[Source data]
"""

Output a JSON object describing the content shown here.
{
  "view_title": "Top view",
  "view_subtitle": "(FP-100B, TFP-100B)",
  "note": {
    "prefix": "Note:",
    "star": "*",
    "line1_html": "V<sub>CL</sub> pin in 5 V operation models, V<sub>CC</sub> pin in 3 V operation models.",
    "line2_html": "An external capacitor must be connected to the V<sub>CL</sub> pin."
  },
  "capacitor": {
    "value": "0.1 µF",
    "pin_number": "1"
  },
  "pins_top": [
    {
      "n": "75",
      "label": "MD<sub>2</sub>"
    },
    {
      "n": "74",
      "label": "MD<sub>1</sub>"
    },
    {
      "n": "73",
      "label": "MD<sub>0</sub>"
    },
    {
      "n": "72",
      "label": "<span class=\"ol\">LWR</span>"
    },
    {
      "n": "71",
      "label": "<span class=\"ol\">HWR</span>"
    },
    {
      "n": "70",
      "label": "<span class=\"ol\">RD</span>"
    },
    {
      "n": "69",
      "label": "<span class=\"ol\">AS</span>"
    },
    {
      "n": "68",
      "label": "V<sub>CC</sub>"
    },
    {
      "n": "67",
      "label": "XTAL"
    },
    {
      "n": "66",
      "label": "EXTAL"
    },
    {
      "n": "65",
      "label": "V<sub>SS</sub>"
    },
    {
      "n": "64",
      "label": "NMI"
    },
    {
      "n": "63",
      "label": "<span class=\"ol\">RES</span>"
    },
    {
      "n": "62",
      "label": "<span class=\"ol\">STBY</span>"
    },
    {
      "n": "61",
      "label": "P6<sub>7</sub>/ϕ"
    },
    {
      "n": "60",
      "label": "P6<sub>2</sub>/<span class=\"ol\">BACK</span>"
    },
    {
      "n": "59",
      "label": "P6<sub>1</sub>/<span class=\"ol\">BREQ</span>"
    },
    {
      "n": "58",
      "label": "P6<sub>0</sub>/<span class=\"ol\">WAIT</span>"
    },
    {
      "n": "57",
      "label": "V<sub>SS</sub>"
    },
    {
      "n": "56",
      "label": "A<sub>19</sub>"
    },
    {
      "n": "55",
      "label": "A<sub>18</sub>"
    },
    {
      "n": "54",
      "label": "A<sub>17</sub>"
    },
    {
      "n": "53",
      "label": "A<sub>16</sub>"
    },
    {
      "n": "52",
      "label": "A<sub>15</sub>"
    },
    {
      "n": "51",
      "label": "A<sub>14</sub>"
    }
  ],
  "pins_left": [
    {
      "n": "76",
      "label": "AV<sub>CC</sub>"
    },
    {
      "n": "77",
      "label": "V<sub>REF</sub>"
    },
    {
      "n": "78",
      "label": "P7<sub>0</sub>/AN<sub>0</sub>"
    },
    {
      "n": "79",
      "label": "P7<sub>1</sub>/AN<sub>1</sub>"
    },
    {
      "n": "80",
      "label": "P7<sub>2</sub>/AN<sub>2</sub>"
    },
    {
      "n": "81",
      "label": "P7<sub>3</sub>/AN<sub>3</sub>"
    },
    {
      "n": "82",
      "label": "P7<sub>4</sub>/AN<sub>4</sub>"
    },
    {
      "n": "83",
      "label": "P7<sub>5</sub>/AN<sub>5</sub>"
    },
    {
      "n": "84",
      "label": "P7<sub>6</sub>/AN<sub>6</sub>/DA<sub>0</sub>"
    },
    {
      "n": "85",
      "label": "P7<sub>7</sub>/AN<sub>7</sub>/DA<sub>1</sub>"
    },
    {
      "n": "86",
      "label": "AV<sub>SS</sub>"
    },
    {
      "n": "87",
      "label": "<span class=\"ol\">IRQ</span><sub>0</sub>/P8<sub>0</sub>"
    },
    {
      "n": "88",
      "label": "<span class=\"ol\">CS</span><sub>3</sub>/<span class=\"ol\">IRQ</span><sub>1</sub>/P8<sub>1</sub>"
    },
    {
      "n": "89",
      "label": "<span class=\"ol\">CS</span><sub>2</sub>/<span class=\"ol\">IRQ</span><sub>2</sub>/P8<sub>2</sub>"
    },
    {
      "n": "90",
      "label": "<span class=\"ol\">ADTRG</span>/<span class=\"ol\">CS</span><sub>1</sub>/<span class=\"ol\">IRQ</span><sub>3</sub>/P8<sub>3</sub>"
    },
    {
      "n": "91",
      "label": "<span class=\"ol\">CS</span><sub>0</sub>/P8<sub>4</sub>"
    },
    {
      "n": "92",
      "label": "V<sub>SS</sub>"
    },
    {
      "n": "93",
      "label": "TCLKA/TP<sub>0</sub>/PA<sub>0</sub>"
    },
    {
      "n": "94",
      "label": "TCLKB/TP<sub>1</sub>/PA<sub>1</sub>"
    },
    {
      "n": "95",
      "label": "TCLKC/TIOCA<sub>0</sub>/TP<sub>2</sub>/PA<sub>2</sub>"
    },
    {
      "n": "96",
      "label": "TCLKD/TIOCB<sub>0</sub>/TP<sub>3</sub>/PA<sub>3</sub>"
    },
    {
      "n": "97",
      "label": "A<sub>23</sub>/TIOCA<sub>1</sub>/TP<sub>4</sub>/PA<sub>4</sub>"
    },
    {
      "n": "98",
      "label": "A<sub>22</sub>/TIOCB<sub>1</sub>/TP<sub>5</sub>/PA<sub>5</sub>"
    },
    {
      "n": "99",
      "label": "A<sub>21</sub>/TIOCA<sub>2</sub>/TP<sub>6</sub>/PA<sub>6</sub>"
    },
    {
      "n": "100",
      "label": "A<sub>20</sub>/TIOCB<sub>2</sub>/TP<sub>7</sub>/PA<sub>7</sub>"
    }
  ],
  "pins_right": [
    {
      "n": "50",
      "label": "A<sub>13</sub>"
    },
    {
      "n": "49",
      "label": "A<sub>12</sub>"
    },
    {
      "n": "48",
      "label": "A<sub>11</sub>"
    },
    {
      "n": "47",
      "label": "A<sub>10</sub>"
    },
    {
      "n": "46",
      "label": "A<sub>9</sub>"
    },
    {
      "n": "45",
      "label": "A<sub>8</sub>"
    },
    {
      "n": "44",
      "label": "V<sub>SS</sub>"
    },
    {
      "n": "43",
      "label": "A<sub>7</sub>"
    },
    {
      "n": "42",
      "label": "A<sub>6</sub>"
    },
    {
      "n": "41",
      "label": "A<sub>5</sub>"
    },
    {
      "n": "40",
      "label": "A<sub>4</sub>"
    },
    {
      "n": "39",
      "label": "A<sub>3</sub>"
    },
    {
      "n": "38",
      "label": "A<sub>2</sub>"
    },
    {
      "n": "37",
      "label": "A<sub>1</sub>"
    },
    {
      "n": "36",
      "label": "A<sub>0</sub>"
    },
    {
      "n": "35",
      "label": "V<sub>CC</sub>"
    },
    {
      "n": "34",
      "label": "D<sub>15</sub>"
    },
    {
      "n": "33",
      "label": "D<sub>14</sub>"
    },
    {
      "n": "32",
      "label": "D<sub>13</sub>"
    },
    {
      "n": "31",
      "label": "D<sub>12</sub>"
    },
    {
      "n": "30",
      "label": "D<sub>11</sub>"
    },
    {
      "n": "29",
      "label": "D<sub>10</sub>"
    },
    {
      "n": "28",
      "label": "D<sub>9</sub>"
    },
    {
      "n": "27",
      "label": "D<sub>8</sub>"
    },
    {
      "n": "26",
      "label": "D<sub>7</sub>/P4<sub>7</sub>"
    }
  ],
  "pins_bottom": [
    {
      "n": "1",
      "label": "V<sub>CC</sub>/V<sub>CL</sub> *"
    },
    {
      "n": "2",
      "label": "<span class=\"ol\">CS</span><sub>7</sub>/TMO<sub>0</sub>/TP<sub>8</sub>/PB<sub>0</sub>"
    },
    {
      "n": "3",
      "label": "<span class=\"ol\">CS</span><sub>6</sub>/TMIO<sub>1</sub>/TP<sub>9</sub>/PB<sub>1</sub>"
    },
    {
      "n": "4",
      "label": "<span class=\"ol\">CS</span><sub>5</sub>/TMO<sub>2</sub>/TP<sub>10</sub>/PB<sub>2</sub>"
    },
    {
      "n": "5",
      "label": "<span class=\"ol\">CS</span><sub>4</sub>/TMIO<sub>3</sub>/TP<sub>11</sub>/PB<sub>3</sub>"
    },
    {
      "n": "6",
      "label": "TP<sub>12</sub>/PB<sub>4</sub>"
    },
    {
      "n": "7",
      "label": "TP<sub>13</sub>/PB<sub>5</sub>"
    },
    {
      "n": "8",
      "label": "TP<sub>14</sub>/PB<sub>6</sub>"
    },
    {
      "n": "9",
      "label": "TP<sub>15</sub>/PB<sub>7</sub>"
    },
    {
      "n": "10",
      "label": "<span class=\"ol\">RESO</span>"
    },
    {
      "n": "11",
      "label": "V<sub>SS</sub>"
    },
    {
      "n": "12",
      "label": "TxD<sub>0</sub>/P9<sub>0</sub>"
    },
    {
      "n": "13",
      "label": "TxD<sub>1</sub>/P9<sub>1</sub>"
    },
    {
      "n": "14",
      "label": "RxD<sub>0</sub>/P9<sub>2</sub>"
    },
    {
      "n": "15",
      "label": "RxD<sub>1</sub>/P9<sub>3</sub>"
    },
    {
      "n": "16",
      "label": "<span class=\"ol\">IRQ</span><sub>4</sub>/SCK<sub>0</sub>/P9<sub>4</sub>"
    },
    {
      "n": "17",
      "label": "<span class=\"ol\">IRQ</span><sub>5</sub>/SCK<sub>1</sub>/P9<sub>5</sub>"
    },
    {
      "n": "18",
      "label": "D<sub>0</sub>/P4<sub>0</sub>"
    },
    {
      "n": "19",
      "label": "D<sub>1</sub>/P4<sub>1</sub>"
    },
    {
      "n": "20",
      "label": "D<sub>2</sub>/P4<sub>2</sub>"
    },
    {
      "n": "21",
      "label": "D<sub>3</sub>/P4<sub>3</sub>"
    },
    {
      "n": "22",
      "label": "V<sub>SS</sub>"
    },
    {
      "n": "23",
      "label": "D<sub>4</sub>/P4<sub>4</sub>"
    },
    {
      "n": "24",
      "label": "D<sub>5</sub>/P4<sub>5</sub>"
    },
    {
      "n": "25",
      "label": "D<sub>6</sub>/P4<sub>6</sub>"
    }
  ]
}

"""

__AIM OF THE EXERCISE__. Where a line above contains the word "TIOCA", copy that line.

__EXPECTED OUTPUT__.
      "label": "TCLKC/TIOCA<sub>0</sub>/TP<sub>2</sub>/PA<sub>2</sub>"
      "label": "A<sub>23</sub>/TIOCA<sub>1</sub>/TP<sub>4</sub>/PA<sub>4</sub>"
      "label": "A<sub>21</sub>/TIOCA<sub>2</sub>/TP<sub>6</sub>/PA<sub>6</sub>"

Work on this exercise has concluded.